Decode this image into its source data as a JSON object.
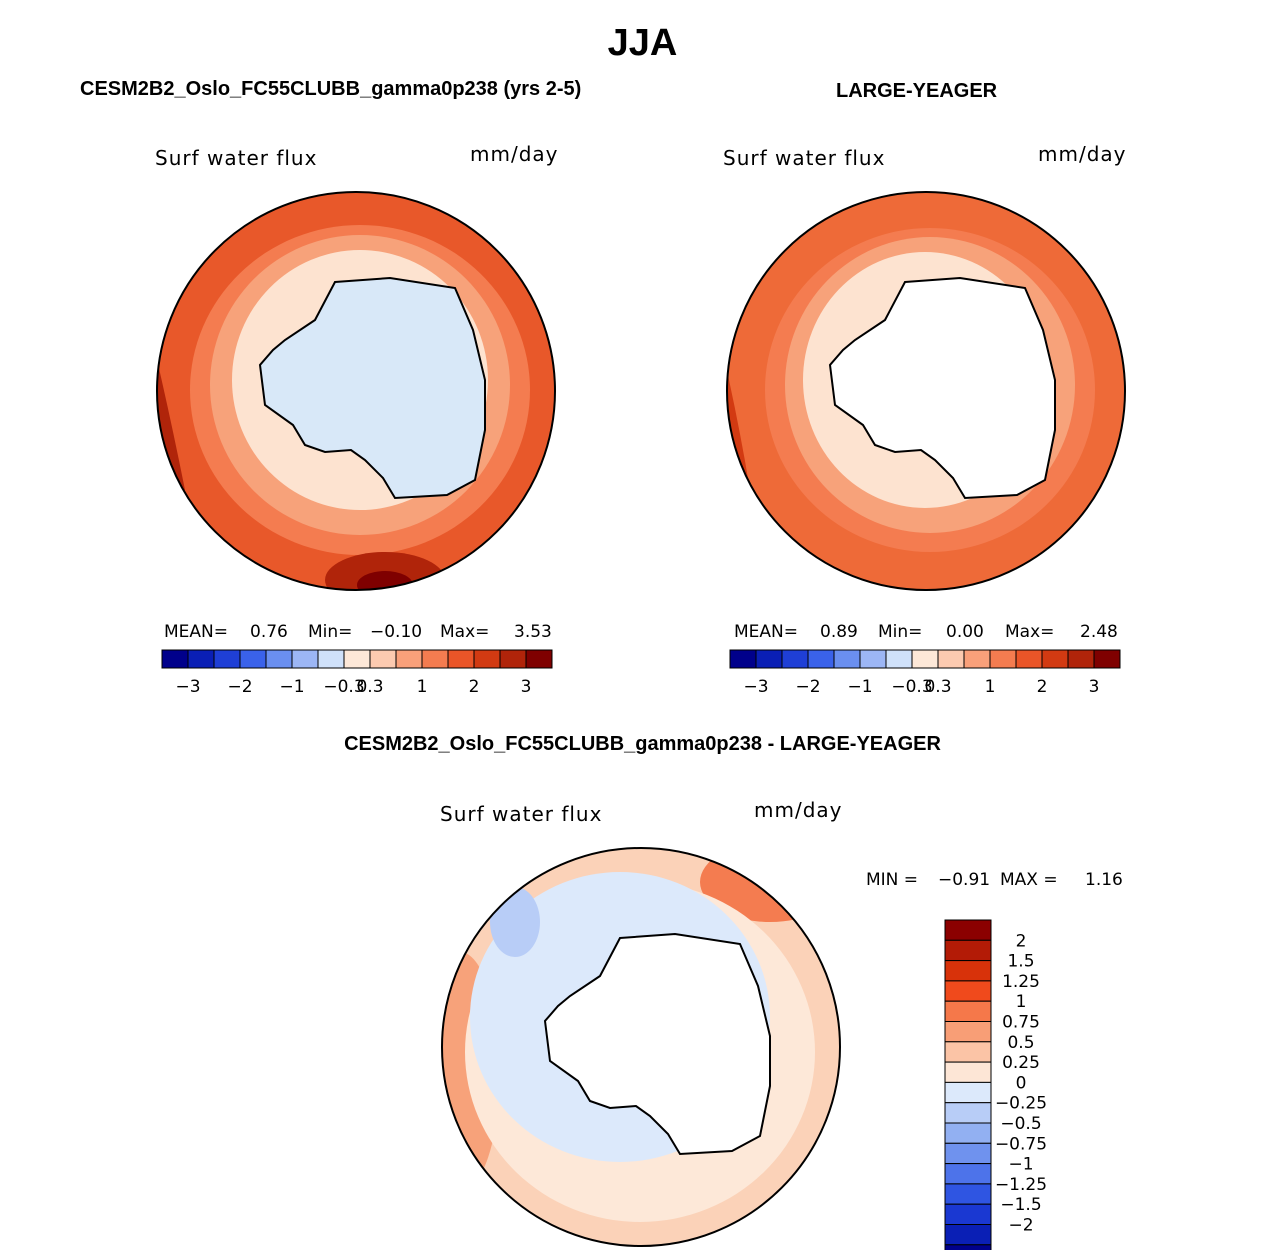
{
  "page": {
    "season": "JJA",
    "left_panel_title": "CESM2B2_Oslo_FC55CLUBB_gamma0p238 (yrs 2-5)",
    "right_panel_title": "LARGE-YEAGER",
    "diff_panel_title": "CESM2B2_Oslo_FC55CLUBB_gamma0p238 - LARGE-YEAGER"
  },
  "panels": {
    "left": {
      "variable": "Surf water flux",
      "units": "mm/day",
      "stats": {
        "mean_label": "MEAN=",
        "mean": "0.76",
        "min_label": "Min=",
        "min": "−0.10",
        "max_label": "Max=",
        "max": "3.53"
      }
    },
    "right": {
      "variable": "Surf water flux",
      "units": "mm/day",
      "stats": {
        "mean_label": "MEAN=",
        "mean": "0.89",
        "min_label": "Min=",
        "min": "0.00",
        "max_label": "Max=",
        "max": "2.48"
      }
    },
    "diff": {
      "variable": "Surf water flux",
      "units": "mm/day",
      "stats": {
        "min_label": "MIN =",
        "min": "−0.91",
        "max_label": "MAX =",
        "max": "1.16"
      }
    }
  },
  "colorbar_main": {
    "colors": [
      "#00008b",
      "#0a1fb5",
      "#1f3fd6",
      "#3a62ea",
      "#6a8ff0",
      "#9cb6f5",
      "#cfe1fa",
      "#fde8d8",
      "#fccab0",
      "#f9a07a",
      "#f47c50",
      "#ea5528",
      "#d23a12",
      "#b0240a",
      "#7f0000"
    ],
    "tick_labels": [
      "−3",
      "−2",
      "−1",
      "−0.3",
      "0.3",
      "1",
      "2",
      "3"
    ]
  },
  "colorbar_diff": {
    "colors": [
      "#8b0000",
      "#b31b06",
      "#d8320a",
      "#f04a1c",
      "#f5784a",
      "#f89e76",
      "#fbc4a6",
      "#fde6d6",
      "#dce9fb",
      "#b8cdf7",
      "#92b0f2",
      "#6f92ee",
      "#4d73ea",
      "#2f55e2",
      "#1a38d2",
      "#0a1fb5",
      "#00008b"
    ],
    "tick_labels": [
      "2",
      "1.5",
      "1.25",
      "1",
      "0.75",
      "0.5",
      "0.25",
      "0",
      "−0.25",
      "−0.5",
      "−0.75",
      "−1",
      "−1.25",
      "−1.5",
      "−2"
    ]
  },
  "map_colors": {
    "ice_fill_model": "#d8e8f8",
    "land_fill_obs": "#ffffff",
    "ring_outer_model": "#e8582a",
    "ring_outer_obs": "#ee6a38",
    "ring_mid": "#f7a27a",
    "ring_inner": "#fde3d0",
    "diff_outer": "#fbd2b8",
    "diff_inner": "#fde8d8",
    "diff_neg": "#dce9fb",
    "diff_neg_strong": "#b8cdf7"
  }
}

------------------------------------------------------------------------

* _What you should do_:
Leave the images out and output the remaining material exactly as it stands.

* _Solution to the problem_:
Decode this image into its source data as a JSON object.
{
  "page": {
    "season": "JJA",
    "left_panel_title": "CESM2B2_Oslo_FC55CLUBB_gamma0p238 (yrs 2-5)",
    "right_panel_title": "LARGE-YEAGER",
    "diff_panel_title": "CESM2B2_Oslo_FC55CLUBB_gamma0p238 - LARGE-YEAGER"
  },
  "panels": {
    "left": {
      "variable": "Surf water flux",
      "units": "mm/day",
      "stats": {
        "mean_label": "MEAN=",
        "mean": "0.76",
        "min_label": "Min=",
        "min": "−0.10",
        "max_label": "Max=",
        "max": "3.53"
      }
    },
    "right": {
      "variable": "Surf water flux",
      "units": "mm/day",
      "stats": {
        "mean_label": "MEAN=",
        "mean": "0.89",
        "min_label": "Min=",
        "min": "0.00",
        "max_label": "Max=",
        "max": "2.48"
      }
    },
    "diff": {
      "variable": "Surf water flux",
      "units": "mm/day",
      "stats": {
        "min_label": "MIN =",
        "min": "−0.91",
        "max_label": "MAX =",
        "max": "1.16"
      }
    }
  },
  "colorbar_main": {
    "colors": [
      "#00008b",
      "#0a1fb5",
      "#1f3fd6",
      "#3a62ea",
      "#6a8ff0",
      "#9cb6f5",
      "#cfe1fa",
      "#fde8d8",
      "#fccab0",
      "#f9a07a",
      "#f47c50",
      "#ea5528",
      "#d23a12",
      "#b0240a",
      "#7f0000"
    ],
    "tick_labels": [
      "−3",
      "−2",
      "−1",
      "−0.3",
      "0.3",
      "1",
      "2",
      "3"
    ]
  },
  "colorbar_diff": {
    "colors": [
      "#8b0000",
      "#b31b06",
      "#d8320a",
      "#f04a1c",
      "#f5784a",
      "#f89e76",
      "#fbc4a6",
      "#fde6d6",
      "#dce9fb",
      "#b8cdf7",
      "#92b0f2",
      "#6f92ee",
      "#4d73ea",
      "#2f55e2",
      "#1a38d2",
      "#0a1fb5",
      "#00008b"
    ],
    "tick_labels": [
      "2",
      "1.5",
      "1.25",
      "1",
      "0.75",
      "0.5",
      "0.25",
      "0",
      "−0.25",
      "−0.5",
      "−0.75",
      "−1",
      "−1.25",
      "−1.5",
      "−2"
    ]
  },
  "map_colors": {
    "ice_fill_model": "#d8e8f8",
    "land_fill_obs": "#ffffff",
    "ring_outer_model": "#e8582a",
    "ring_outer_obs": "#ee6a38",
    "ring_mid": "#f7a27a",
    "ring_inner": "#fde3d0",
    "diff_outer": "#fbd2b8",
    "diff_inner": "#fde8d8",
    "diff_neg": "#dce9fb",
    "diff_neg_strong": "#b8cdf7"
  }
}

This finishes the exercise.